GIVEN PASSAGE —
#####
Reputation: 170320
I got the entire HTTP response as a string but I want to extract just the body.
I would prefer not to use an external library or reimplement the header parsing.
Content-Type: text/xml
Content-Length: 129
<?xml version='1.0'?>
<methodResponse>
<params>
<param>
<value><boolean>0</boolean></value>
</param>
</params>
</methodResponse>
</code>
Update: If it wasn't obvious, I do get the data from other source than an URL so any attempt to use something that requires and URL is useless.
Still I do read the data from a stream like object data = stream.read()
, so a solution that can use a stream is also acceptable.
2nd update, yes this is a XMLRPC response but it's one that I'm getting using a different transport so I cannot use httplib to parse it, mainly because httplib is broken and not accepting strings or streams for parsing.
3rd update, the double newline can be \r\n\r\n
or \n\n
based on the server.
So to make it clear: the input is a HTTP response that is supposed to contain an XMLRPC response and the output has to be the response
. It doesn't have to parse the XML, but it has to be able to properly extract the XML from the response.
Upvotes: 2
Views: 7803
Reputation: 9041
Short and sweet:
body = response.split('\r\n\r\n', 1)[-1]
(it uses two argument version of split()
and [-1]
means last element of array)
Upvotes: 2
Reputation: 27565
resp = ('Content-Type: text/xml\r\n'
'Content-Length: 129\r\n'
"<?xml version='1.0'?>\r\n"
'\r\n'
'<methodResponse>\r\n'
'<params>\r\n'
'<param>\r\n'
'<value><boolean>0</boolean></value>\r\n'
'</param>\r\n'
'</params>\r\n'
'</methodResponse>\r\n'
'</code>')
print resp.partition('\r\n\r\n')[2]
result
<methodResponse>
<params>
<param>
<value><boolean>0</boolean></value>
</param>
</params>
</methodResponse>
</code>
On my display, the characters '\r' appear as squares at the end of each line.
#####
DATA FOR THIS EXERCISE —
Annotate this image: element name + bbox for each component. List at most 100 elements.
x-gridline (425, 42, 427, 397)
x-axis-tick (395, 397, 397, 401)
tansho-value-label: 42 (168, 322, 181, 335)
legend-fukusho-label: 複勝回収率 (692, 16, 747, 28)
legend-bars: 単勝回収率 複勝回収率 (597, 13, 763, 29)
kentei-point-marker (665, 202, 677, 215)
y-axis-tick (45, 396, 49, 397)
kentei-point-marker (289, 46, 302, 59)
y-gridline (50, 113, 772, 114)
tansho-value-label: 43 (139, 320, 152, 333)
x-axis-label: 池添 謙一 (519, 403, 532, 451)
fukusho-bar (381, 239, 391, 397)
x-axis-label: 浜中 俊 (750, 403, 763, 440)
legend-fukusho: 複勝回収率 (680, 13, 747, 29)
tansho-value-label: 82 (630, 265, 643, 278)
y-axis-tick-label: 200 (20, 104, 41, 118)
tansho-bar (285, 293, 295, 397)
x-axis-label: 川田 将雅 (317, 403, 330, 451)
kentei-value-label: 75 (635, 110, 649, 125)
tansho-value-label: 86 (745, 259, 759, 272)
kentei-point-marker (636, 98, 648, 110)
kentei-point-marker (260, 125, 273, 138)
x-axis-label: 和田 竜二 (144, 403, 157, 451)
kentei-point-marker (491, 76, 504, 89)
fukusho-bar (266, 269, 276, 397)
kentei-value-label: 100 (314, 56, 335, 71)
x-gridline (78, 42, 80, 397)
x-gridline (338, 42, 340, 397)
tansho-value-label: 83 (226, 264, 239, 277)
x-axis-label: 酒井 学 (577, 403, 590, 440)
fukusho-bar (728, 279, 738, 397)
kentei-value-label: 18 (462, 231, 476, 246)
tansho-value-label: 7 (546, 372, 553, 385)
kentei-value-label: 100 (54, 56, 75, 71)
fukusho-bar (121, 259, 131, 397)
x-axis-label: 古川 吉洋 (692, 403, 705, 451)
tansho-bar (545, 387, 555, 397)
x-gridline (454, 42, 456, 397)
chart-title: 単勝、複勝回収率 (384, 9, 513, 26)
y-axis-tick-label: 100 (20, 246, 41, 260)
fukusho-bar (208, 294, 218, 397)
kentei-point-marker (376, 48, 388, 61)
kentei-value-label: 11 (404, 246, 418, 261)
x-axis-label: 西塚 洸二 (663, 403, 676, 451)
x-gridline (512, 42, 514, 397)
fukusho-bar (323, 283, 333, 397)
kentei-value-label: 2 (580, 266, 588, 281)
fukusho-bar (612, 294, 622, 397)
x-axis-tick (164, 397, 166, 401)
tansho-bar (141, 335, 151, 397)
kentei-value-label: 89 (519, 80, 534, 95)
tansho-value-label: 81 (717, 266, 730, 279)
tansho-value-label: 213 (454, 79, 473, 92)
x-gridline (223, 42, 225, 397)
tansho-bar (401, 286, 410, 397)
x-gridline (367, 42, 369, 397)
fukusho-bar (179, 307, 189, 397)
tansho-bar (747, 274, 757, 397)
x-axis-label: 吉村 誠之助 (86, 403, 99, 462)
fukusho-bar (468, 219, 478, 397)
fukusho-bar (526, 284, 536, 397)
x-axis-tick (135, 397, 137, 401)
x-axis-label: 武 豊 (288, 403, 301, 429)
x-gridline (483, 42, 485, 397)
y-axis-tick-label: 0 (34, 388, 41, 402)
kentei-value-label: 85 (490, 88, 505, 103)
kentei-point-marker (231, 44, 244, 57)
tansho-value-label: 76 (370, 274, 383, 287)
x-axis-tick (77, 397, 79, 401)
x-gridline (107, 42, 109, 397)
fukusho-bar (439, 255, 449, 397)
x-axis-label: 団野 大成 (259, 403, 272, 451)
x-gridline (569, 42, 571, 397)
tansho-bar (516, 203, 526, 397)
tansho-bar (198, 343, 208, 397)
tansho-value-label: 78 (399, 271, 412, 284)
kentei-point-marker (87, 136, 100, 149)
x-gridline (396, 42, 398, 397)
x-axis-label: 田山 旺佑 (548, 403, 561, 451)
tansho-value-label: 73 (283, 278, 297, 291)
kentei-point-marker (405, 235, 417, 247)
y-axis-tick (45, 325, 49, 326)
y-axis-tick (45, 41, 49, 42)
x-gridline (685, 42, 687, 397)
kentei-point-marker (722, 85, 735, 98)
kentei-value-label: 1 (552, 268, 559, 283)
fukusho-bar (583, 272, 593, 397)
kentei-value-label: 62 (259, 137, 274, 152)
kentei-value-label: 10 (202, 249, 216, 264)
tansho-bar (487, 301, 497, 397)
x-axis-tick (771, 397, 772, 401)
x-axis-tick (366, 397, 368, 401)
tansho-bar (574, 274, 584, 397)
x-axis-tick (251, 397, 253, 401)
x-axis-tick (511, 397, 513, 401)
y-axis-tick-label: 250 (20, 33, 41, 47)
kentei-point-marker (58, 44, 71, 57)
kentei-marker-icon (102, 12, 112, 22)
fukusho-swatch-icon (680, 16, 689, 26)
#####
DIRECTIVES —
1) Count how many lines of the records contain the string "legend", treating uppercase and lowercase as different, and give only that number.
2) Continue the thread on extracting the body from an HTTP response, picking up after its final sentence.
The text and the records are unrelated to each other.

FINAL ANSWERS —
1) 3

2)
The advantage of partition() is that it returns ALWAYS a tuple of 3 elements:
then, if there is not the sequence '\r\n\r\n' in the text,
resp.partition('\r\n\r\n')[2]
will be ""
while split('\r\n\r\n')[1]
causes an error and split('\r\n\r\n')[-1]
is the entire text.
If the double newline is variable, only a regex can hold the variability.
It is necessary to know what is the span of variability to craft a regex pattern.
Supposing that only "\n\n", "\r\n\n", "\n\r\n" and "\r\n\r\n" are possible , a solution would be to catch the body with help of the regex based on following pattern :
import re
regx = re.compile('(?:(?:\r?\n){2}|\Z)(.+)?',re.DOTALL)
for ss in (('Content-Type: text/xml\r\n'
'Content-Length: 129\r\n'
"<?xml version='1.0'?>\n"
'\n'
'body1\r\n'
'<params>\r\n'
'<param>\r\n'
'</code>') ,
('Content-Type: text/xml\r\n'
'Content-Length: 129\r\n'
"<?xml version='1.0'?>\r\n"
'\n'
'body2\r\n'
'<params>\r\n'
'<param>\r\n'
'</code>') ,
('Content-Type: text/xml\r\n'
'Content-Length: 129\r\n'
"<?xml version='1.0'?>\n"
'\r\n'
'body3\r\n'
'<params>\r\n'
'<param>\r\n'
'</code>') ,
('Content-Type: text/xml\r\n'
'Content-Length: 129\r\n'
"<?xml version='1.0'?>\r\n"
'\r\n'
'body4\r\n'
'<params>\r\n'
'<param>\r\n'
'</code>') ,
('Content-Type: text/xml\r\n'
'Content-Length: 129\r\r'
"<?xml version='1.0'?>\r\r"
'\r\n'
'body4\r\n'
'<params>\r\n'
'<param>\r\n'
'</code>') ,):
print ('splitting on sequence : %r\n%r\n') \
% (re.search('(?:\r?\n)+(?=body)',ss).group(),
regx.search(ss).group(1))
result
splitting on sequence : '\n\n'
'body1\r\n<params>\r\n<param>\r\n</code>'
splitting on sequence : '\r\n\n'
'body2\r\n<params>\r\n<param>\r\n</code>'
splitting on sequence : '\n\r\n'
'body3\r\n<params>\r\n<param>\r\n</code>'
splitting on sequence : '\r\n\r\n'
'body4\r\n<params>\r\n<param>\r\n</code>'
splitting on sequence : '\r\n'
None
Upvotes: 2
Reputation: 9456
Based on Michal solution but this one includes and essential fix:
def strip_http_headers(http_reply):
p = http_reply.find('\r\n\r\n')
if p >= 0:
return http_reply[p+4:]
return http_reply
Upvotes: 6
Reputation: 29913
Besides what Tito said, there's also the requests package
>>> import requests
>>> r = requests.get("http://yoururl")
>>> r
<Response [200]>
>>> r.content
...
And then parse it with minidom or whatever tool you choose for that.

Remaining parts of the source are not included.